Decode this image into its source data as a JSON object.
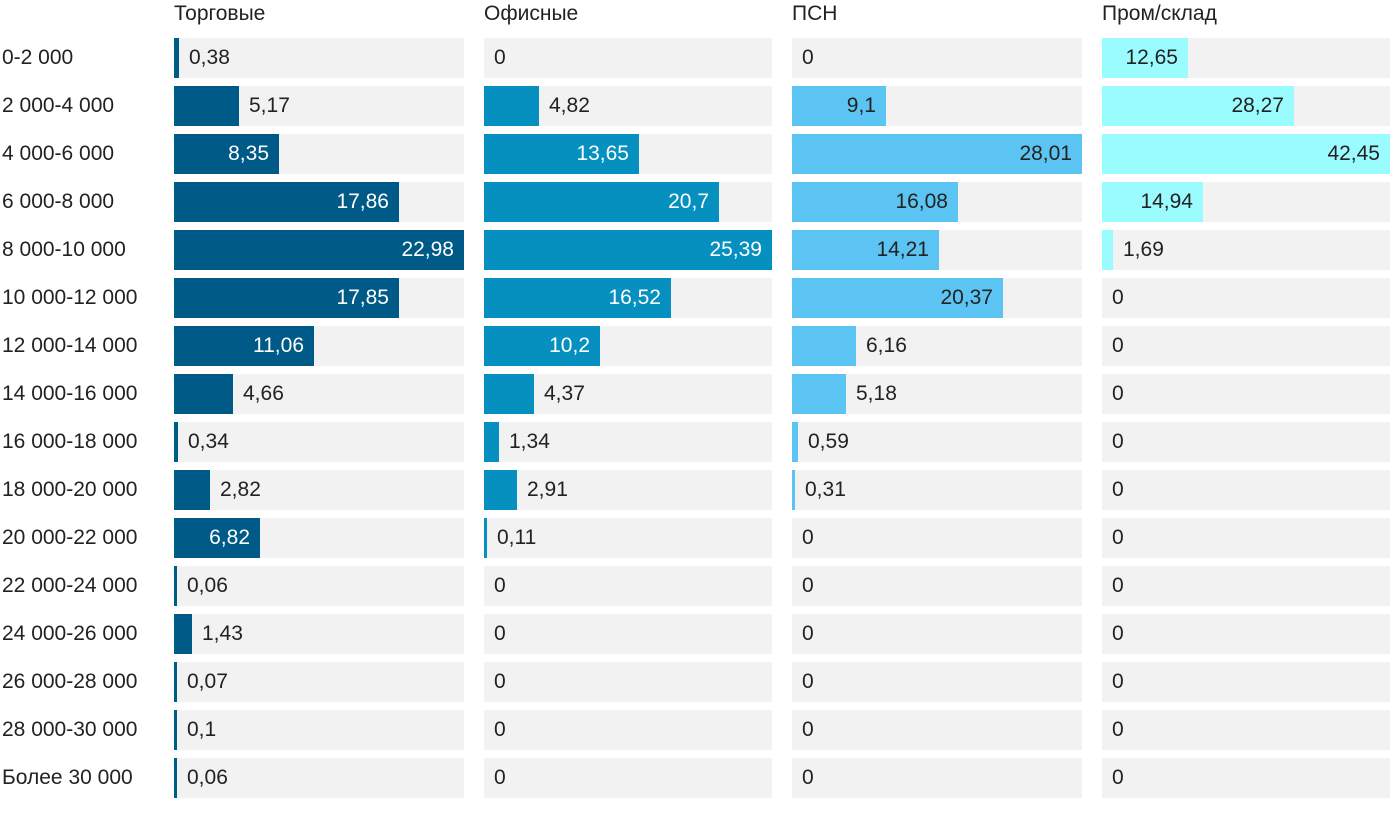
{
  "chart_data": {
    "type": "bar",
    "orientation": "horizontal",
    "layout": "small-multiples",
    "categories": [
      "0-2 000",
      "2 000-4 000",
      "4 000-6 000",
      "6 000-8 000",
      "8 000-10 000",
      "10 000-12 000",
      "12 000-14 000",
      "14 000-16 000",
      "16 000-18 000",
      "18 000-20 000",
      "20 000-22 000",
      "22 000-24 000",
      "24 000-26 000",
      "26 000-28 000",
      "28 000-30 000",
      "Более 30 000"
    ],
    "series": [
      {
        "name": "Торговые",
        "color": "#005a87",
        "label_color": "#ffffff",
        "values": [
          0.38,
          5.17,
          8.35,
          17.86,
          22.98,
          17.85,
          11.06,
          4.66,
          0.34,
          2.82,
          6.82,
          0.06,
          1.43,
          0.07,
          0.1,
          0.06
        ],
        "labels": [
          "0,38",
          "5,17",
          "8,35",
          "17,86",
          "22,98",
          "17,85",
          "11,06",
          "4,66",
          "0,34",
          "2,82",
          "6,82",
          "0,06",
          "1,43",
          "0,07",
          "0,1",
          "0,06"
        ],
        "xlim": [
          0,
          22.98
        ]
      },
      {
        "name": "Офисные",
        "color": "#0590bf",
        "label_color": "#ffffff",
        "values": [
          0,
          4.82,
          13.65,
          20.7,
          25.39,
          16.52,
          10.2,
          4.37,
          1.34,
          2.91,
          0.11,
          0,
          0,
          0,
          0,
          0
        ],
        "labels": [
          "0",
          "4,82",
          "13,65",
          "20,7",
          "25,39",
          "16,52",
          "10,2",
          "4,37",
          "1,34",
          "2,91",
          "0,11",
          "0",
          "0",
          "0",
          "0",
          "0"
        ],
        "xlim": [
          0,
          25.39
        ]
      },
      {
        "name": "ПСН",
        "color": "#5bc4f2",
        "label_color": "#222222",
        "values": [
          0,
          9.1,
          28.01,
          16.08,
          14.21,
          20.37,
          6.16,
          5.18,
          0.59,
          0.31,
          0,
          0,
          0,
          0,
          0,
          0
        ],
        "labels": [
          "0",
          "9,1",
          "28,01",
          "16,08",
          "14,21",
          "20,37",
          "6,16",
          "5,18",
          "0,59",
          "0,31",
          "0",
          "0",
          "0",
          "0",
          "0",
          "0"
        ],
        "xlim": [
          0,
          28.01
        ]
      },
      {
        "name": "Пром/склад",
        "color": "#9bfcff",
        "label_color": "#222222",
        "values": [
          12.65,
          28.27,
          42.45,
          14.94,
          1.69,
          0,
          0,
          0,
          0,
          0,
          0,
          0,
          0,
          0,
          0,
          0
        ],
        "labels": [
          "12,65",
          "28,27",
          "42,45",
          "14,94",
          "1,69",
          "0",
          "0",
          "0",
          "0",
          "0",
          "0",
          "0",
          "0",
          "0",
          "0",
          "0"
        ],
        "xlim": [
          0,
          42.45
        ]
      }
    ],
    "grid": false,
    "legend": "none"
  }
}
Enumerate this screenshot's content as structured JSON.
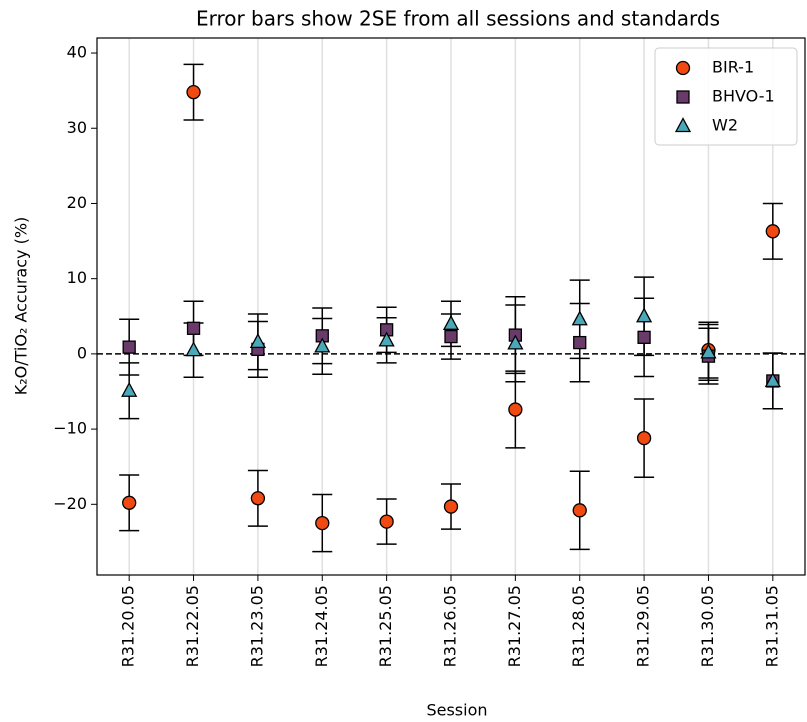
{
  "chart_data": {
    "type": "errorbar",
    "title": "Error bars show 2SE from all sessions and standards",
    "y_label": "K₂O/TiO₂ Accuracy (%)",
    "x_label": "Session",
    "categories": [
      "R31.20.05",
      "R31.22.05",
      "R31.23.05",
      "R31.24.05",
      "R31.25.05",
      "R31.26.05",
      "R31.27.05",
      "R31.28.05",
      "R31.29.05",
      "R31.30.05",
      "R31.31.05"
    ],
    "series": [
      {
        "name": "BIR-1",
        "color": "#f04a12",
        "marker": "circle",
        "values": [
          -19.8,
          34.8,
          -19.2,
          -22.5,
          -22.3,
          -20.3,
          -7.4,
          -20.8,
          -11.2,
          0.5,
          16.3
        ],
        "errors": [
          3.7,
          3.7,
          3.7,
          3.8,
          3.0,
          3.0,
          5.1,
          5.2,
          5.2,
          3.7,
          3.7
        ]
      },
      {
        "name": "BHVO-1",
        "color": "#6a3a6a",
        "marker": "square",
        "values": [
          0.9,
          3.4,
          0.6,
          2.4,
          3.2,
          2.3,
          2.5,
          1.5,
          2.2,
          -0.3,
          -3.6
        ],
        "errors": [
          3.7,
          3.6,
          3.7,
          3.7,
          3.0,
          3.0,
          5.1,
          5.2,
          5.2,
          3.7,
          3.7
        ]
      },
      {
        "name": "W2",
        "color": "#4aa8b8",
        "marker": "triangle",
        "values": [
          -4.9,
          0.5,
          1.6,
          1.0,
          1.8,
          4.0,
          1.4,
          4.6,
          5.0,
          0.2,
          -3.6
        ],
        "errors": [
          3.7,
          3.6,
          3.7,
          3.7,
          3.0,
          3.0,
          5.1,
          5.2,
          5.2,
          3.7,
          3.7
        ]
      }
    ],
    "ylim": [
      -29.4,
      42
    ],
    "yticks": [
      {
        "value": -20,
        "label": "−20"
      },
      {
        "value": -10,
        "label": "−10"
      },
      0,
      10,
      20,
      30,
      40
    ],
    "reference_line": 0,
    "grid": "x",
    "legend": "upper right"
  }
}
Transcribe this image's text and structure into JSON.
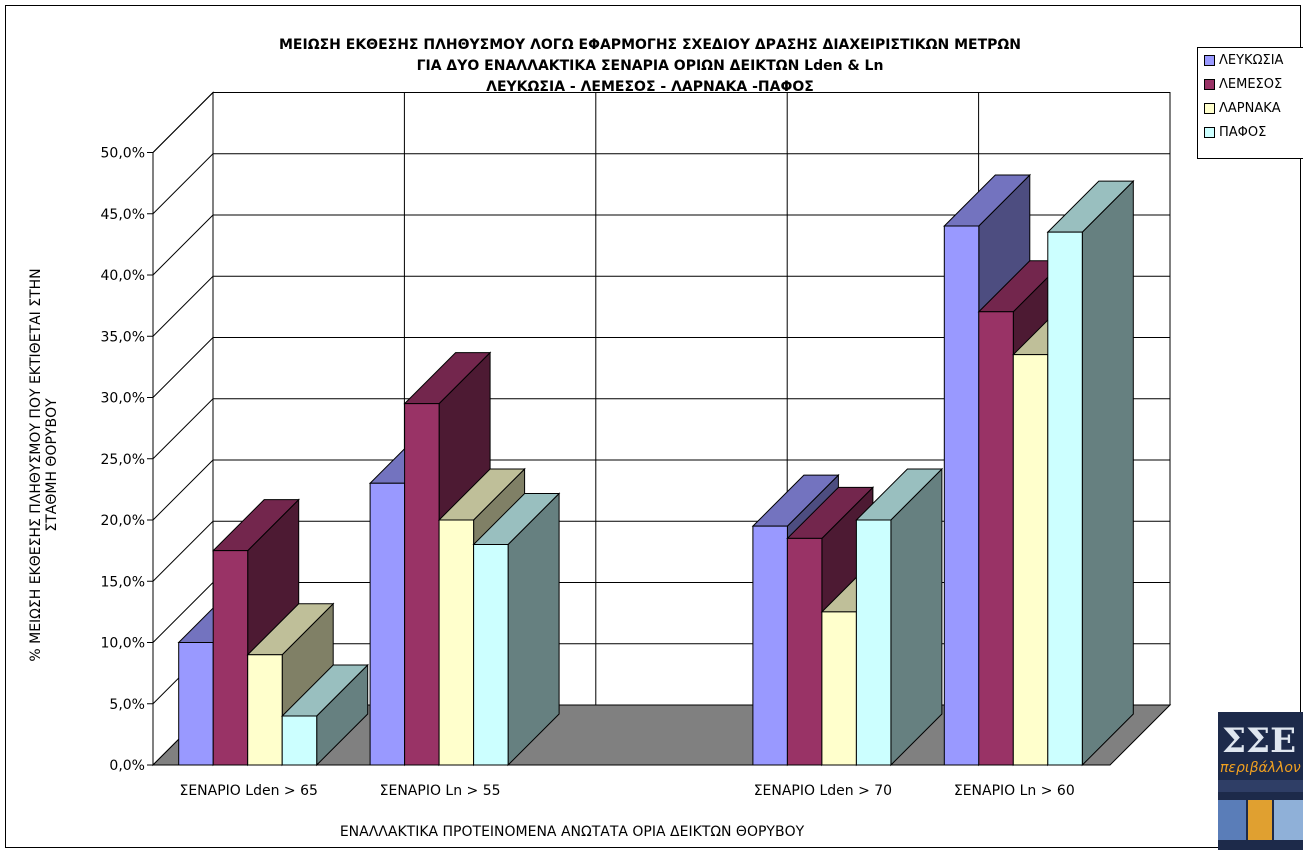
{
  "chart_data": {
    "type": "bar",
    "title_lines": [
      "ΜΕΙΩΣΗ ΕΚΘΕΣΗΣ ΠΛΗΘΥΣΜΟΥ ΛΟΓΩ ΕΦΑΡΜΟΓΗΣ ΣΧΕΔΙΟΥ ΔΡΑΣΗΣ ΔΙΑΧΕΙΡΙΣΤΙΚΩΝ ΜΕΤΡΩΝ",
      "ΓΙΑ ΔΥΟ ΕΝΑΛΛΑΚΤΙΚΑ ΣΕΝΑΡΙΑ ΟΡΙΩΝ ΔΕΙΚΤΩΝ Lden & Ln",
      "ΛΕΥΚΩΣΙΑ - ΛΕΜΕΣΟΣ - ΛΑΡΝΑΚΑ -ΠΑΦΟΣ"
    ],
    "xlabel": "ΕΝΑΛΛΑΚΤΙΚΑ ΠΡΟΤΕΙΝΟΜΕΝΑ ΑΝΩΤΑΤΑ ΟΡΙΑ ΔΕΙΚΤΩΝ ΘΟΡΥΒΟΥ",
    "ylabel_lines": [
      "% ΜΕΙΩΣΗ ΕΚΘΕΣΗΣ ΠΛΗΘΥΣΜΟΥ ΠΟΥ ΕΚΤΙΘΕΤΑΙ ΣΤΗΝ",
      "ΣΤΑΘΜΗ ΘΟΡΥΒΟΥ"
    ],
    "categories": [
      "ΣΕΝΑΡΙΟ Lden > 65",
      "ΣΕΝΑΡΙΟ Ln > 55",
      "",
      "ΣΕΝΑΡΙΟ Lden > 70",
      "ΣΕΝΑΡΙΟ Ln > 60"
    ],
    "ylim": [
      0,
      50
    ],
    "yticks": [
      "0,0%",
      "5,0%",
      "10,0%",
      "15,0%",
      "20,0%",
      "25,0%",
      "30,0%",
      "35,0%",
      "40,0%",
      "45,0%",
      "50,0%"
    ],
    "series": [
      {
        "name": "ΛΕΥΚΩΣΙΑ",
        "color": "#9999ff",
        "values": [
          10.0,
          23.0,
          null,
          19.5,
          44.0
        ]
      },
      {
        "name": "ΛΕΜΕΣΟΣ",
        "color": "#993366",
        "values": [
          17.5,
          29.5,
          null,
          18.5,
          37.0
        ]
      },
      {
        "name": "ΛΑΡΝΑΚΑ",
        "color": "#ffffcc",
        "values": [
          9.0,
          20.0,
          null,
          12.5,
          33.5
        ]
      },
      {
        "name": "ΠΑΦΟΣ",
        "color": "#ccffff",
        "values": [
          4.0,
          18.0,
          null,
          20.0,
          43.5
        ]
      }
    ],
    "legend_position": "top-right",
    "grid": true
  },
  "logo": {
    "text": "περιβάλλον"
  }
}
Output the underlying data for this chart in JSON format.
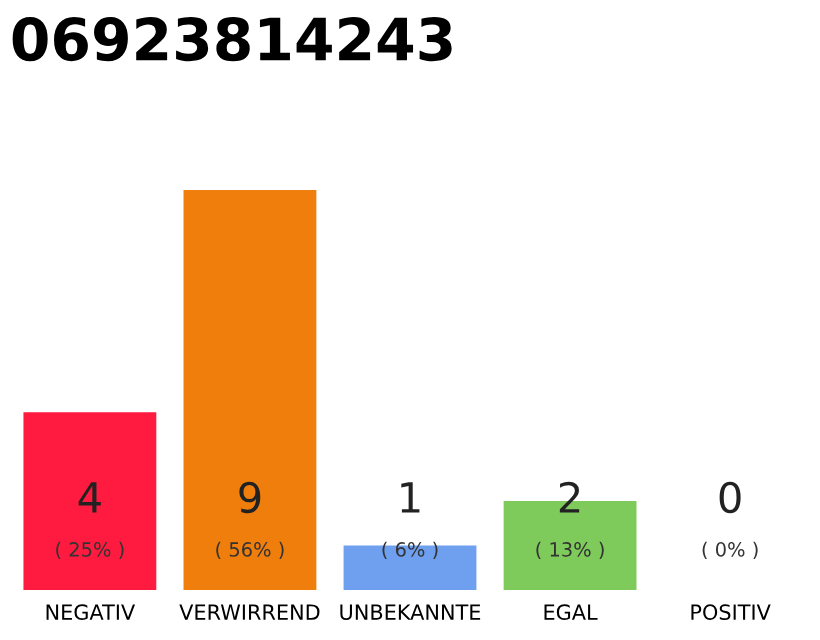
{
  "chart_data": {
    "type": "bar",
    "title": "06923814243",
    "categories": [
      "NEGATIV",
      "VERWIRREND",
      "UNBEKANNTE",
      "EGAL",
      "POSITIV"
    ],
    "values": [
      4,
      9,
      1,
      2,
      0
    ],
    "colors": [
      "#ff1a3f",
      "#f07e0c",
      "#6ea0ef",
      "#7ecb5c",
      "#b0b0b0"
    ],
    "data_labels": true,
    "annotations": [
      "( 25% )",
      "( 56% )",
      "( 6% )",
      "( 13% )",
      "( 0% )"
    ],
    "grid": false,
    "legend": false
  }
}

_____

(EXERCISE PROMPT) Exclude all pictures and reproduce verbatim the lines running from the line that contains "Output the underlying" to the end of the data above, both ends included.

(FINAL ANSWER)
Output the underlying data for this chart in JSON format.
{
  "chart_data": {
    "type": "bar",
    "title": "06923814243",
    "categories": [
      "NEGATIV",
      "VERWIRREND",
      "UNBEKANNTE",
      "EGAL",
      "POSITIV"
    ],
    "values": [
      4,
      9,
      1,
      2,
      0
    ],
    "colors": [
      "#ff1a3f",
      "#f07e0c",
      "#6ea0ef",
      "#7ecb5c",
      "#b0b0b0"
    ],
    "data_labels": true,
    "annotations": [
      "( 25% )",
      "( 56% )",
      "( 6% )",
      "( 13% )",
      "( 0% )"
    ],
    "grid": false,
    "legend": false
  }
}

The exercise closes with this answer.